_Data rows_:
------------------------------------
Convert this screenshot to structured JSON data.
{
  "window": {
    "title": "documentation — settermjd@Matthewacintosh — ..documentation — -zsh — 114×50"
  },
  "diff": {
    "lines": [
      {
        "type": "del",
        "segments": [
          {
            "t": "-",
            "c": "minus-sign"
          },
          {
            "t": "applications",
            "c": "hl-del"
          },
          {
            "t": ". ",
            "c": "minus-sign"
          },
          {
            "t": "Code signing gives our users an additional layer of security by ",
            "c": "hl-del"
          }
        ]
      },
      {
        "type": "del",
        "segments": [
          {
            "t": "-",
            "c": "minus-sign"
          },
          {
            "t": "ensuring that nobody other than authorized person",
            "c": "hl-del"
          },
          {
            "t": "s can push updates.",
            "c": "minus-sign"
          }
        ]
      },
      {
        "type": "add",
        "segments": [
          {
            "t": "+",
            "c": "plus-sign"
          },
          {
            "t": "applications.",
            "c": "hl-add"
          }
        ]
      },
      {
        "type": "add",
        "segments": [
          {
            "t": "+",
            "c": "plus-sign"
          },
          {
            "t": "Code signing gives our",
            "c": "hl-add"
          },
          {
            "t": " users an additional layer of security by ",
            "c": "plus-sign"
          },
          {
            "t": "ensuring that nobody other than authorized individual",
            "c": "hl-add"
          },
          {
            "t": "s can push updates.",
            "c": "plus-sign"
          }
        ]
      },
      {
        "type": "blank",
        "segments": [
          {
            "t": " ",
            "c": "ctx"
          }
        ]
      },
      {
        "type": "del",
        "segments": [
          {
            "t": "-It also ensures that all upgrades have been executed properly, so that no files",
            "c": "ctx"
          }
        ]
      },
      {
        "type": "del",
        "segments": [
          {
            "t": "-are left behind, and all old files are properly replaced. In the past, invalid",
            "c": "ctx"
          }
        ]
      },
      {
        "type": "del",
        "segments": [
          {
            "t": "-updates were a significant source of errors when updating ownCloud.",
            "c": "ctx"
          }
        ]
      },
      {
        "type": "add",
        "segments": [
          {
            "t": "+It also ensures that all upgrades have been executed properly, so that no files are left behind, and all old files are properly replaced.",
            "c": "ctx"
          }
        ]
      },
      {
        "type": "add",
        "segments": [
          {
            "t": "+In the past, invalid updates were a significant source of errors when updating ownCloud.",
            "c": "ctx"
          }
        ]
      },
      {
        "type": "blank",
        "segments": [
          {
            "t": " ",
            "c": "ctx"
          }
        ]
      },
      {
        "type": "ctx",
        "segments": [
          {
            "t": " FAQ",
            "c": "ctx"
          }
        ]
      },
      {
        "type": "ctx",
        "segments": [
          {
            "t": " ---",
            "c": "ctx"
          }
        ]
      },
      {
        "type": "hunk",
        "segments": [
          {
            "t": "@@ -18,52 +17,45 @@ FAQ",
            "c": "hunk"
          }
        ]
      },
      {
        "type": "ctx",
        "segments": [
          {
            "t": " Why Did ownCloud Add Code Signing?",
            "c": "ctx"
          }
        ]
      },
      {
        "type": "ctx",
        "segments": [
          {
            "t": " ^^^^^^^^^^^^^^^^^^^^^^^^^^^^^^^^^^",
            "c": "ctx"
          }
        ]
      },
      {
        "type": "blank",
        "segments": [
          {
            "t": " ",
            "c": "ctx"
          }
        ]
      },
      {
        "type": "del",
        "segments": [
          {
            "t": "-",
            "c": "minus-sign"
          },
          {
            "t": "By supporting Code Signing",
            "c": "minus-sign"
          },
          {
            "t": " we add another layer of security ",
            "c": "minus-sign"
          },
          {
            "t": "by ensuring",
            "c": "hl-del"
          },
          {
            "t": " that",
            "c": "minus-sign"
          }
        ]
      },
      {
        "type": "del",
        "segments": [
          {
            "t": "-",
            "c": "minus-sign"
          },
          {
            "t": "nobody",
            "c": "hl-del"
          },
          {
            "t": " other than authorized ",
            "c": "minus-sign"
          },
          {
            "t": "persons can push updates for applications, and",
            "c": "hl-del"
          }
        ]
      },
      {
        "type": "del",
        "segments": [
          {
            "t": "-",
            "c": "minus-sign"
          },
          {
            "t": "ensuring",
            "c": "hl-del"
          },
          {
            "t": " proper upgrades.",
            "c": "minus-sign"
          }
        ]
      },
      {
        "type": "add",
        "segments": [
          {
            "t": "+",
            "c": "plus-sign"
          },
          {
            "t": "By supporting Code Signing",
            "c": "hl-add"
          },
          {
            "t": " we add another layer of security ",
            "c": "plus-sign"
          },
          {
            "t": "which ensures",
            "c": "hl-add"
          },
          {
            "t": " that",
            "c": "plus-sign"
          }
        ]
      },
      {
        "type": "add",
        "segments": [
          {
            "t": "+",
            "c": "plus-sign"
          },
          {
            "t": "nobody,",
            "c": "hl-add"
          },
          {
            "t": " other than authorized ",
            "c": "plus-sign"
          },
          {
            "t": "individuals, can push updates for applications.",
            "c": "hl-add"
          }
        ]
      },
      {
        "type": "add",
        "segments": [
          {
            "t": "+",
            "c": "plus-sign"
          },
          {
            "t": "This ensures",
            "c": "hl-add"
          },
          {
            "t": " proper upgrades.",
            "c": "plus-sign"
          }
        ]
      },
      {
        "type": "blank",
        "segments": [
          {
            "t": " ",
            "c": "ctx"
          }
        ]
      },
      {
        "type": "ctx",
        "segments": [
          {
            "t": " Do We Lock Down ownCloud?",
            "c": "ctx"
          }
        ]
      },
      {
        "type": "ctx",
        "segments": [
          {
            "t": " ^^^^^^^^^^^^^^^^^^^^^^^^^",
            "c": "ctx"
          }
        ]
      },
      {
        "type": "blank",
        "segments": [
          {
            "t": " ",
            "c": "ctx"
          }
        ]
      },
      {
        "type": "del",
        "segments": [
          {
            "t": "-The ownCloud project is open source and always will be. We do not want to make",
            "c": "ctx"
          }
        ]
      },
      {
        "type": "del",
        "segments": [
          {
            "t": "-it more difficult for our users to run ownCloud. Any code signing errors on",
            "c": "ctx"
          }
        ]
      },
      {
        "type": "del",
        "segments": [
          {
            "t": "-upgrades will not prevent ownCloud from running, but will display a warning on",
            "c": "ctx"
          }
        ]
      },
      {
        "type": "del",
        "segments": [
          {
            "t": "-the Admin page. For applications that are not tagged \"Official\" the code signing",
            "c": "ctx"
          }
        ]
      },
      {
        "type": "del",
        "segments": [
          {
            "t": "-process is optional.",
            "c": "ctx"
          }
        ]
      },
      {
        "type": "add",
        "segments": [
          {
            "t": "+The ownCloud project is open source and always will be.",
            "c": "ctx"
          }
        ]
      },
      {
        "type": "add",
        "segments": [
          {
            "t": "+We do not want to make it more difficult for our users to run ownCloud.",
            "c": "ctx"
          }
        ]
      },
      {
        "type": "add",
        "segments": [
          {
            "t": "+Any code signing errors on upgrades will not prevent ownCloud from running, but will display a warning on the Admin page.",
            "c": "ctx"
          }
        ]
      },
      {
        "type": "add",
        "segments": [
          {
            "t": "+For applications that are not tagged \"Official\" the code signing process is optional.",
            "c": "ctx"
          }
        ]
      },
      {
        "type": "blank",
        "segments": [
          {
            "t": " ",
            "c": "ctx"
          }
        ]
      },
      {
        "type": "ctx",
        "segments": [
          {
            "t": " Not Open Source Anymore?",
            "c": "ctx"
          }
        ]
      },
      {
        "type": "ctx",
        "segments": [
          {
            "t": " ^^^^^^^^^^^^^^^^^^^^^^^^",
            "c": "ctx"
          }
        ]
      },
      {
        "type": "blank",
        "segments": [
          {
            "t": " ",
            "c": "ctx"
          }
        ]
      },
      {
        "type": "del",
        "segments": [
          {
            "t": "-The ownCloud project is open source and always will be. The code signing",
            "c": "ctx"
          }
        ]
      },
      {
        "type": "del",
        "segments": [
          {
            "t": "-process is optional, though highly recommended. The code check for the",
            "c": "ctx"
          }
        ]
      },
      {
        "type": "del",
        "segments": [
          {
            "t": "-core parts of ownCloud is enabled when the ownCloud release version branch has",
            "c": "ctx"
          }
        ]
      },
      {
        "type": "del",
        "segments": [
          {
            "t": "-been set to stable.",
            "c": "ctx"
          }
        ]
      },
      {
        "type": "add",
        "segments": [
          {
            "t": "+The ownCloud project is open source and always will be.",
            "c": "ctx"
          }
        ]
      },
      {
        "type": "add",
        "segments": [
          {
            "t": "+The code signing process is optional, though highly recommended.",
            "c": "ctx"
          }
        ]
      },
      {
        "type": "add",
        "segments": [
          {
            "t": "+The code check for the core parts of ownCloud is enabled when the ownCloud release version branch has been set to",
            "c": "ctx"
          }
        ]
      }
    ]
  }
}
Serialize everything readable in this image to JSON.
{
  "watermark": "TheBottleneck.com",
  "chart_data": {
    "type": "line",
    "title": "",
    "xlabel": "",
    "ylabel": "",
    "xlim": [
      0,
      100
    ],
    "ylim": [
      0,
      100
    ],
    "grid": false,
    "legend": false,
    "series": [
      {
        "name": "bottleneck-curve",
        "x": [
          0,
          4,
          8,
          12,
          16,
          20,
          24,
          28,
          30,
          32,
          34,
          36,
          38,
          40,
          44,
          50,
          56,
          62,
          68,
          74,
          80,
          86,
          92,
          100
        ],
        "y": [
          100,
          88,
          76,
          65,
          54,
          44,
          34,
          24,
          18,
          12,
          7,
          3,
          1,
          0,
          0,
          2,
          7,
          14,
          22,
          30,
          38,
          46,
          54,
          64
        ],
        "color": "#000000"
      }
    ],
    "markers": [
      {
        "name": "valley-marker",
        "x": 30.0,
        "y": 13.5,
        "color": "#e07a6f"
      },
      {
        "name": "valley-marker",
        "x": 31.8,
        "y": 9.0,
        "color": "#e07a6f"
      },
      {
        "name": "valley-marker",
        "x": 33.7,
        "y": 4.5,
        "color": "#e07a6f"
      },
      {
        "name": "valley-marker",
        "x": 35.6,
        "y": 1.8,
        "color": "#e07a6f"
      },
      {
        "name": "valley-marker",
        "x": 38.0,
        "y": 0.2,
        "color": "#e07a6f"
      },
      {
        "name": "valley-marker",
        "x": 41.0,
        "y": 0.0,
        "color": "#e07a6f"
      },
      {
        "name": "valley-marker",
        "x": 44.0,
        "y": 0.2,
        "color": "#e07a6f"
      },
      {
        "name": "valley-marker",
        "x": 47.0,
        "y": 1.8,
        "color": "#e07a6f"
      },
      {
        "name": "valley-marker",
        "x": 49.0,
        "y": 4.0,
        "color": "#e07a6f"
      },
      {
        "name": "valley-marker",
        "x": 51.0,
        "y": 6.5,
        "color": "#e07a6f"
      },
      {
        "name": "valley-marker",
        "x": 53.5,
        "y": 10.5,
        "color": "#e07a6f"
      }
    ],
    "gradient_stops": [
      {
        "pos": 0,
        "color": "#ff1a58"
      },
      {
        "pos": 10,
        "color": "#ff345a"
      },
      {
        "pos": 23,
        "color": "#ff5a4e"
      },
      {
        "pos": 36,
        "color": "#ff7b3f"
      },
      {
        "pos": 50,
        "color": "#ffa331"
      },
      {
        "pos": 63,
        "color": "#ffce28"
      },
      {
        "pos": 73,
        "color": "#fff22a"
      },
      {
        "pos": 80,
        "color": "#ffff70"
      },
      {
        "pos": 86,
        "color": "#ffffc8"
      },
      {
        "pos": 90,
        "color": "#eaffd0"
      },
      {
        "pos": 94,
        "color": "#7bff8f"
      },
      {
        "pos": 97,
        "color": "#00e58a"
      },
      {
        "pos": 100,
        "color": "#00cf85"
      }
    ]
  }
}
------------------------------------
_Objective_: From the listing above, return each line with the word "executed".

_Task solution_:
            "t": "-It also ensures that all upgrades have been executed properly, so that no files",
            "t": "+It also ensures that all upgrades have been executed properly, so that no files are left behind, and all old files are properly replaced.",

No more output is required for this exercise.